• **WRITTEN INSTRUCTION**: Gather all lines with "Commentary" from the records.

• **DATASET CONTENT**:
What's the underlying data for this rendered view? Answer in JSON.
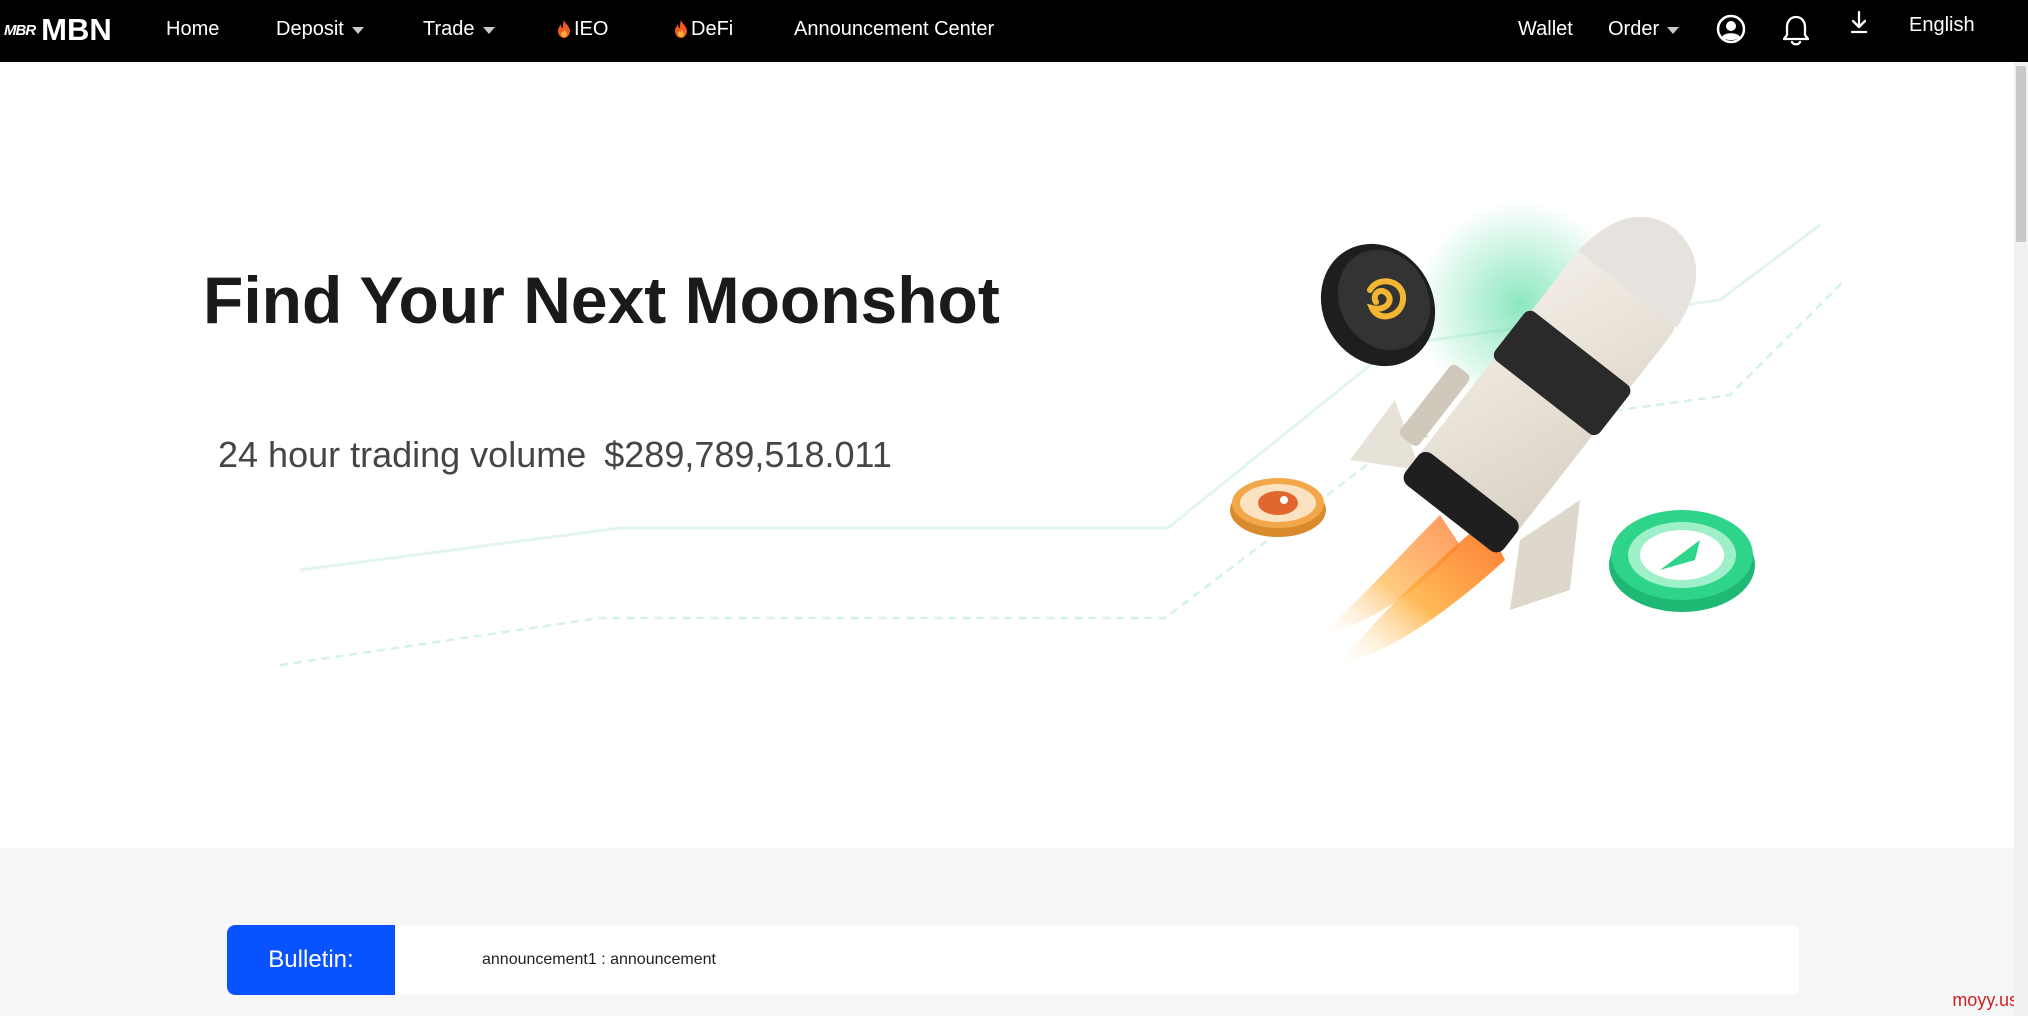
{
  "brand": {
    "mark": "MBR",
    "name": "MBN"
  },
  "nav": {
    "home": "Home",
    "deposit": "Deposit",
    "trade": "Trade",
    "ieo": "IEO",
    "defi": "DeFi",
    "announcement_center": "Announcement Center",
    "wallet": "Wallet",
    "order": "Order",
    "language": "English"
  },
  "icons": {
    "account": "user-circle-icon",
    "notifications": "bell-icon",
    "download": "download-icon",
    "fire": "fire-icon",
    "dropdown": "caret-down-icon"
  },
  "hero": {
    "title": "Find Your Next Moonshot",
    "volume_label": "24 hour trading volume",
    "volume_value": "$289,789,518.011"
  },
  "bulletin": {
    "tag": "Bulletin:",
    "text": "announcement1 : announcement"
  },
  "watermark": "moyy.us",
  "colors": {
    "nav_bg": "#000000",
    "bulletin_accent": "#0852ff",
    "coin_green": "#2dd48a",
    "coin_orange": "#f2a84a",
    "watermark": "#d21f1f"
  }
}
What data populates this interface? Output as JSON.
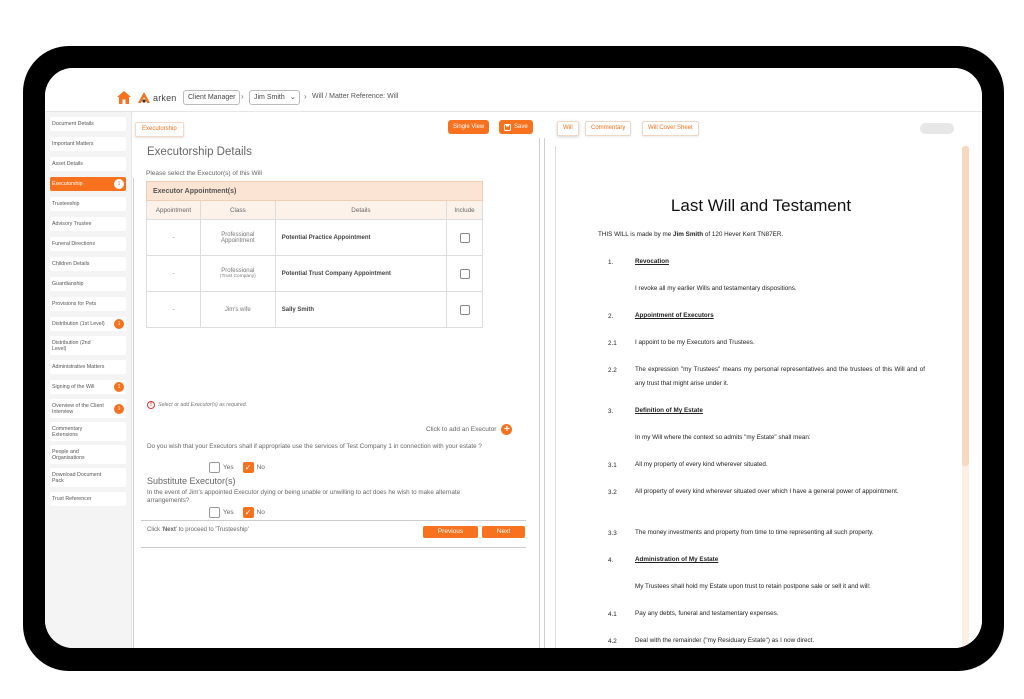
{
  "header": {
    "logo_text": "arken",
    "client_manager_label": "Client Manager",
    "client_selector_label": "Jim Smith",
    "matter_reference": "Will / Matter Reference: Will"
  },
  "sidebar": {
    "items": [
      {
        "label": "Document Details",
        "badge": ""
      },
      {
        "label": "Important Matters",
        "badge": ""
      },
      {
        "label": "Asset Details",
        "badge": ""
      },
      {
        "label": "Executorship",
        "badge": "1"
      },
      {
        "label": "Trusteeship",
        "badge": ""
      },
      {
        "label": "Advisory Trustee",
        "badge": ""
      },
      {
        "label": "Funeral Directions",
        "badge": ""
      },
      {
        "label": "Children Details",
        "badge": ""
      },
      {
        "label": "Guardianship",
        "badge": ""
      },
      {
        "label": "Provisions for Pets",
        "badge": ""
      },
      {
        "label": "Distribution (1st Level)",
        "badge": "1"
      },
      {
        "label": "Distribution (2nd Level)",
        "badge": ""
      },
      {
        "label": "Administrative Matters",
        "badge": ""
      },
      {
        "label": "Signing of the Will",
        "badge": "1"
      },
      {
        "label": "Overview of the Client Interview",
        "badge": "1"
      },
      {
        "label": "Commentary Extensions",
        "badge": ""
      },
      {
        "label": "People and Organisations",
        "badge": ""
      },
      {
        "label": "Download Document Pack",
        "badge": ""
      },
      {
        "label": "Trust Referencer",
        "badge": ""
      }
    ]
  },
  "form": {
    "tab_label": "Executorship",
    "single_view_label": "Single View",
    "save_label": "Save",
    "title": "Executorship Details",
    "subtitle": "Please select the Executor(s) of this Will",
    "table_caption": "Executor Appointment(s)",
    "columns": [
      "Appointment",
      "Class",
      "Details",
      "Include"
    ],
    "rows": [
      {
        "appointment": "-",
        "class": "Professional Appointment",
        "class_sub": "",
        "details": "Potential Practice Appointment"
      },
      {
        "appointment": "-",
        "class": "Professional",
        "class_sub": "(Trust Company)",
        "details": "Potential Trust Company Appointment"
      },
      {
        "appointment": "-",
        "class": "Jim's wife",
        "class_sub": "",
        "details": "Sally Smith"
      }
    ],
    "warning": "Select or add Executor(s) as required.",
    "add_executor_label": "Click to add an Executor",
    "question1": "Do you wish that your Executors shall if appropriate use the services of Test Company 1 in connection with your estate ?",
    "yes_label": "Yes",
    "no_label": "No",
    "substitute_title": "Substitute Executor(s)",
    "question2": "In the event of Jim's appointed Executor dying or being unable or unwilling to act does he wish to make alternate arrangements?",
    "next_hint_prefix": "Click '",
    "next_hint_bold": "Next",
    "next_hint_suffix": "' to proceed to 'Trusteeship'",
    "previous_label": "Previous",
    "next_label": "Next"
  },
  "document": {
    "tabs": [
      "Will",
      "Commentary",
      "Will Cover Sheet"
    ],
    "title": "Last Will and Testament",
    "intro_prefix": "THIS WILL is made by me",
    "intro_name": "Jim Smith",
    "intro_suffix": "of 120 Hever Kent TN87ER.",
    "sections": [
      {
        "num": "1.",
        "text": "Revocation",
        "heading": true
      },
      {
        "num": "",
        "text": "I revoke all my earlier Wills and testamentary dispositions.",
        "heading": false
      },
      {
        "num": "2.",
        "text": "Appointment of Executors",
        "heading": true
      },
      {
        "num": "2.1",
        "text": "I appoint to be my Executors and Trustees.",
        "heading": false
      },
      {
        "num": "2.2",
        "text": "The expression \"my Trustees\" means my personal representatives and the trustees of this Will and of any trust that might arise under it.",
        "heading": false
      },
      {
        "num": "3.",
        "text": "Definition of My Estate",
        "heading": true
      },
      {
        "num": "",
        "text": "In my Will where the context so admits \"my Estate\" shall mean:",
        "heading": false
      },
      {
        "num": "3.1",
        "text": "All my property of every kind wherever situated.",
        "heading": false
      },
      {
        "num": "3.2",
        "text": "All property of every kind wherever situated over which I have a general power of appointment.",
        "heading": false
      },
      {
        "num": "3.3",
        "text": "The money investments and property from time to time representing all such property.",
        "heading": false
      },
      {
        "num": "4.",
        "text": "Administration of My Estate",
        "heading": true
      },
      {
        "num": "",
        "text": "My Trustees shall hold my Estate upon trust to retain postpone sale or sell it and will:",
        "heading": false
      },
      {
        "num": "4.1",
        "text": "Pay any debts, funeral and testamentary expenses.",
        "heading": false
      },
      {
        "num": "4.2",
        "text": "Deal with the remainder (\"my Residuary Estate\") as I now direct.",
        "heading": false
      }
    ]
  },
  "colors": {
    "accent": "#f7711e",
    "frame": "#000000"
  }
}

• **ANSWER TO THIS EXERCISE**:
        "label": "Commentary Extensions",
      "Commentary",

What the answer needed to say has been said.